Data entries for graphics
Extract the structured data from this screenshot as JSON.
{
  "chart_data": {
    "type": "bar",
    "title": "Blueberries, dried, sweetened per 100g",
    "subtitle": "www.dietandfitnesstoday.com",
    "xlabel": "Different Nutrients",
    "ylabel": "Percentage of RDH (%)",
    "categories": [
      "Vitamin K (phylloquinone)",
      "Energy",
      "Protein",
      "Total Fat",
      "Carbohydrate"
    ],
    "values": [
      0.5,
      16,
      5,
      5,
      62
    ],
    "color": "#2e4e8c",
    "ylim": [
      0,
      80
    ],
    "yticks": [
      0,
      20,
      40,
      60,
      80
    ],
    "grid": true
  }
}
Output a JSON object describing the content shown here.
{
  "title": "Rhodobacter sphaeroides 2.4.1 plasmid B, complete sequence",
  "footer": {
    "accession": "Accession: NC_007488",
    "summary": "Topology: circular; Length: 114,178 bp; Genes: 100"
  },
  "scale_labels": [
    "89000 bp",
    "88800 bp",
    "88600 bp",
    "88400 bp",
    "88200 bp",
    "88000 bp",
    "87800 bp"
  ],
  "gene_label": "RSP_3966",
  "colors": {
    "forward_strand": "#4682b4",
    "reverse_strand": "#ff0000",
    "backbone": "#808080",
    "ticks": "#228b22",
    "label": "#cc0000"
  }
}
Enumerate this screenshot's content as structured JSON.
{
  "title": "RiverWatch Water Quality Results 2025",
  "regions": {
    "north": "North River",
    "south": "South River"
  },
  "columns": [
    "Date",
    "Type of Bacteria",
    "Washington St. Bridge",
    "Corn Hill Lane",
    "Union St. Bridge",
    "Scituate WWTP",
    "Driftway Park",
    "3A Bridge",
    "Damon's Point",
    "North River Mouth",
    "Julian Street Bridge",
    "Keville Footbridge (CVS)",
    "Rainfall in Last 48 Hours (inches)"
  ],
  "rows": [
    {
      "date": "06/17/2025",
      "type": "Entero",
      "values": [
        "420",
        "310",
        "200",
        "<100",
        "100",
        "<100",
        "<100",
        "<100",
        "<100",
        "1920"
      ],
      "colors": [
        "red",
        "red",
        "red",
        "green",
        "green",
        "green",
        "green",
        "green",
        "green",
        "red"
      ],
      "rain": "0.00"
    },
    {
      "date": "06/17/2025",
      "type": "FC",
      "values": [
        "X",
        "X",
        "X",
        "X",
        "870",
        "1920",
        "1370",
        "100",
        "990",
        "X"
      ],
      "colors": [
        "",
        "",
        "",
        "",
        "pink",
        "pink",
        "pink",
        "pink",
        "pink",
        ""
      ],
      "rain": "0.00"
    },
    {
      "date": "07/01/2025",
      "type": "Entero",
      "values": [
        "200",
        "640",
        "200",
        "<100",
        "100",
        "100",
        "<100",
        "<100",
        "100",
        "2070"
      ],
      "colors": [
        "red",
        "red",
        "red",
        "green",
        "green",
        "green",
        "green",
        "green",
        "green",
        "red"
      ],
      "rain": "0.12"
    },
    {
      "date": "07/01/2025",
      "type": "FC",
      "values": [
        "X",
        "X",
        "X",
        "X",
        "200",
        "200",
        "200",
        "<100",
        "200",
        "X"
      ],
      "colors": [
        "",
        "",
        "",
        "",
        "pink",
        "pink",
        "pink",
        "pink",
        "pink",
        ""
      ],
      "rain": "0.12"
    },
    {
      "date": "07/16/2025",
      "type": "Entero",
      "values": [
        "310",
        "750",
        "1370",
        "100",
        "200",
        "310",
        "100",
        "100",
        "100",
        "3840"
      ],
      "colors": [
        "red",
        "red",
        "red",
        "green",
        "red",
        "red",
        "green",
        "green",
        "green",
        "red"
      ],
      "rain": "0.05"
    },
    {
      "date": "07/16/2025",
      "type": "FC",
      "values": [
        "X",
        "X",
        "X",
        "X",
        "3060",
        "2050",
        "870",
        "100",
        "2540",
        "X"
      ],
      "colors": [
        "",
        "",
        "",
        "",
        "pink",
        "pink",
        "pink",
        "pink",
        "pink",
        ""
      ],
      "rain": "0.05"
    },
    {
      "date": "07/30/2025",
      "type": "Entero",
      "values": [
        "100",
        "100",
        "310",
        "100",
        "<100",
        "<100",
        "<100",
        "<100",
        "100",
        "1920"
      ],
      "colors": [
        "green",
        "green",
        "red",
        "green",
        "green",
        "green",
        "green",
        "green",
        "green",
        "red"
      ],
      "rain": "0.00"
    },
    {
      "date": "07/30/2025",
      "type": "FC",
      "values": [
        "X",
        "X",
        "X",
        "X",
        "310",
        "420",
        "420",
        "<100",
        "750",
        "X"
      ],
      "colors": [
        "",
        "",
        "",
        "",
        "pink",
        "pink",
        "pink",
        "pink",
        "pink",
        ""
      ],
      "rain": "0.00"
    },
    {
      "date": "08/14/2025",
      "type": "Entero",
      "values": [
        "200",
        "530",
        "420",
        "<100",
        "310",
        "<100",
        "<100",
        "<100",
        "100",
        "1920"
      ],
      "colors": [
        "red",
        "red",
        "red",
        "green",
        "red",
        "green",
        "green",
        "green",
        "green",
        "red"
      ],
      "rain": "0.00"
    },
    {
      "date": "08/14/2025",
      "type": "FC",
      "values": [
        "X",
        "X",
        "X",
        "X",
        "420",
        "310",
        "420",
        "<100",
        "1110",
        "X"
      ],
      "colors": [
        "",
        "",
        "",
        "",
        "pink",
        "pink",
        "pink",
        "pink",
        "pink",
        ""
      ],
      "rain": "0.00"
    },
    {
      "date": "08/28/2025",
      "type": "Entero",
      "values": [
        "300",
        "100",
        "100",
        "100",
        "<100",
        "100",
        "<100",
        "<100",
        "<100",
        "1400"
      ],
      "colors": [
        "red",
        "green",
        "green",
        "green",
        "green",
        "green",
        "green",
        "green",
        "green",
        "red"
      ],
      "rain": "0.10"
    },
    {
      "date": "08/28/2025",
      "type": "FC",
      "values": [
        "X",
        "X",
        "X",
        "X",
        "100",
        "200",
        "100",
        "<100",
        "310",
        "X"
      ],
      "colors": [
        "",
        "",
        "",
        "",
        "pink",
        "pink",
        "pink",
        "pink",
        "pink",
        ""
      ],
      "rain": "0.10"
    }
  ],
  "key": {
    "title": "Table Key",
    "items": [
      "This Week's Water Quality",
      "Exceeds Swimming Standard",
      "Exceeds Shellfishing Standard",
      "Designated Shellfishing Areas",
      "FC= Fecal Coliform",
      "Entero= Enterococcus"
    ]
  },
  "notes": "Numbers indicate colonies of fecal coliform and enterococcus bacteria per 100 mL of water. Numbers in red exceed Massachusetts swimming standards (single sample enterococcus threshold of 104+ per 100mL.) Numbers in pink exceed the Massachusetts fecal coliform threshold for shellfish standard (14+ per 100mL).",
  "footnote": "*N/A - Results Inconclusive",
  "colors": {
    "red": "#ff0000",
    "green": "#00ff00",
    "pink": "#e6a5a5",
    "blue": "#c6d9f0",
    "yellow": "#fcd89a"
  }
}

*PROBLEM REQUIREMENTS*. May I have all of the records repeated exactly?

*FINISHED TASK*.
Extract the structured data from this screenshot as JSON.
{
  "chart_data": {
    "type": "bar",
    "title": "Blueberries, dried, sweetened per 100g",
    "subtitle": "www.dietandfitnesstoday.com",
    "xlabel": "Different Nutrients",
    "ylabel": "Percentage of RDH (%)",
    "categories": [
      "Vitamin K (phylloquinone)",
      "Energy",
      "Protein",
      "Total Fat",
      "Carbohydrate"
    ],
    "values": [
      0.5,
      16,
      5,
      5,
      62
    ],
    "color": "#2e4e8c",
    "ylim": [
      0,
      80
    ],
    "yticks": [
      0,
      20,
      40,
      60,
      80
    ],
    "grid": true
  }
}
Output a JSON object describing the content shown here.
{
  "title": "Rhodobacter sphaeroides 2.4.1 plasmid B, complete sequence",
  "footer": {
    "accession": "Accession: NC_007488",
    "summary": "Topology: circular; Length: 114,178 bp; Genes: 100"
  },
  "scale_labels": [
    "89000 bp",
    "88800 bp",
    "88600 bp",
    "88400 bp",
    "88200 bp",
    "88000 bp",
    "87800 bp"
  ],
  "gene_label": "RSP_3966",
  "colors": {
    "forward_strand": "#4682b4",
    "reverse_strand": "#ff0000",
    "backbone": "#808080",
    "ticks": "#228b22",
    "label": "#cc0000"
  }
}
Enumerate this screenshot's content as structured JSON.
{
  "title": "RiverWatch Water Quality Results 2025",
  "regions": {
    "north": "North River",
    "south": "South River"
  },
  "columns": [
    "Date",
    "Type of Bacteria",
    "Washington St. Bridge",
    "Corn Hill Lane",
    "Union St. Bridge",
    "Scituate WWTP",
    "Driftway Park",
    "3A Bridge",
    "Damon's Point",
    "North River Mouth",
    "Julian Street Bridge",
    "Keville Footbridge (CVS)",
    "Rainfall in Last 48 Hours (inches)"
  ],
  "rows": [
    {
      "date": "06/17/2025",
      "type": "Entero",
      "values": [
        "420",
        "310",
        "200",
        "<100",
        "100",
        "<100",
        "<100",
        "<100",
        "<100",
        "1920"
      ],
      "colors": [
        "red",
        "red",
        "red",
        "green",
        "green",
        "green",
        "green",
        "green",
        "green",
        "red"
      ],
      "rain": "0.00"
    },
    {
      "date": "06/17/2025",
      "type": "FC",
      "values": [
        "X",
        "X",
        "X",
        "X",
        "870",
        "1920",
        "1370",
        "100",
        "990",
        "X"
      ],
      "colors": [
        "",
        "",
        "",
        "",
        "pink",
        "pink",
        "pink",
        "pink",
        "pink",
        ""
      ],
      "rain": "0.00"
    },
    {
      "date": "07/01/2025",
      "type": "Entero",
      "values": [
        "200",
        "640",
        "200",
        "<100",
        "100",
        "100",
        "<100",
        "<100",
        "100",
        "2070"
      ],
      "colors": [
        "red",
        "red",
        "red",
        "green",
        "green",
        "green",
        "green",
        "green",
        "green",
        "red"
      ],
      "rain": "0.12"
    },
    {
      "date": "07/01/2025",
      "type": "FC",
      "values": [
        "X",
        "X",
        "X",
        "X",
        "200",
        "200",
        "200",
        "<100",
        "200",
        "X"
      ],
      "colors": [
        "",
        "",
        "",
        "",
        "pink",
        "pink",
        "pink",
        "pink",
        "pink",
        ""
      ],
      "rain": "0.12"
    },
    {
      "date": "07/16/2025",
      "type": "Entero",
      "values": [
        "310",
        "750",
        "1370",
        "100",
        "200",
        "310",
        "100",
        "100",
        "100",
        "3840"
      ],
      "colors": [
        "red",
        "red",
        "red",
        "green",
        "red",
        "red",
        "green",
        "green",
        "green",
        "red"
      ],
      "rain": "0.05"
    },
    {
      "date": "07/16/2025",
      "type": "FC",
      "values": [
        "X",
        "X",
        "X",
        "X",
        "3060",
        "2050",
        "870",
        "100",
        "2540",
        "X"
      ],
      "colors": [
        "",
        "",
        "",
        "",
        "pink",
        "pink",
        "pink",
        "pink",
        "pink",
        ""
      ],
      "rain": "0.05"
    },
    {
      "date": "07/30/2025",
      "type": "Entero",
      "values": [
        "100",
        "100",
        "310",
        "100",
        "<100",
        "<100",
        "<100",
        "<100",
        "100",
        "1920"
      ],
      "colors": [
        "green",
        "green",
        "red",
        "green",
        "green",
        "green",
        "green",
        "green",
        "green",
        "red"
      ],
      "rain": "0.00"
    },
    {
      "date": "07/30/2025",
      "type": "FC",
      "values": [
        "X",
        "X",
        "X",
        "X",
        "310",
        "420",
        "420",
        "<100",
        "750",
        "X"
      ],
      "colors": [
        "",
        "",
        "",
        "",
        "pink",
        "pink",
        "pink",
        "pink",
        "pink",
        ""
      ],
      "rain": "0.00"
    },
    {
      "date": "08/14/2025",
      "type": "Entero",
      "values": [
        "200",
        "530",
        "420",
        "<100",
        "310",
        "<100",
        "<100",
        "<100",
        "100",
        "1920"
      ],
      "colors": [
        "red",
        "red",
        "red",
        "green",
        "red",
        "green",
        "green",
        "green",
        "green",
        "red"
      ],
      "rain": "0.00"
    },
    {
      "date": "08/14/2025",
      "type": "FC",
      "values": [
        "X",
        "X",
        "X",
        "X",
        "420",
        "310",
        "420",
        "<100",
        "1110",
        "X"
      ],
      "colors": [
        "",
        "",
        "",
        "",
        "pink",
        "pink",
        "pink",
        "pink",
        "pink",
        ""
      ],
      "rain": "0.00"
    },
    {
      "date": "08/28/2025",
      "type": "Entero",
      "values": [
        "300",
        "100",
        "100",
        "100",
        "<100",
        "100",
        "<100",
        "<100",
        "<100",
        "1400"
      ],
      "colors": [
        "red",
        "green",
        "green",
        "green",
        "green",
        "green",
        "green",
        "green",
        "green",
        "red"
      ],
      "rain": "0.10"
    },
    {
      "date": "08/28/2025",
      "type": "FC",
      "values": [
        "X",
        "X",
        "X",
        "X",
        "100",
        "200",
        "100",
        "<100",
        "310",
        "X"
      ],
      "colors": [
        "",
        "",
        "",
        "",
        "pink",
        "pink",
        "pink",
        "pink",
        "pink",
        ""
      ],
      "rain": "0.10"
    }
  ],
  "key": {
    "title": "Table Key",
    "items": [
      "This Week's Water Quality",
      "Exceeds Swimming Standard",
      "Exceeds Shellfishing Standard",
      "Designated Shellfishing Areas",
      "FC= Fecal Coliform",
      "Entero= Enterococcus"
    ]
  },
  "notes": "Numbers indicate colonies of fecal coliform and enterococcus bacteria per 100 mL of water. Numbers in red exceed Massachusetts swimming standards (single sample enterococcus threshold of 104+ per 100mL.) Numbers in pink exceed the Massachusetts fecal coliform threshold for shellfish standard (14+ per 100mL).",
  "footnote": "*N/A - Results Inconclusive",
  "colors": {
    "red": "#ff0000",
    "green": "#00ff00",
    "pink": "#e6a5a5",
    "blue": "#c6d9f0",
    "yellow": "#fcd89a"
  }
}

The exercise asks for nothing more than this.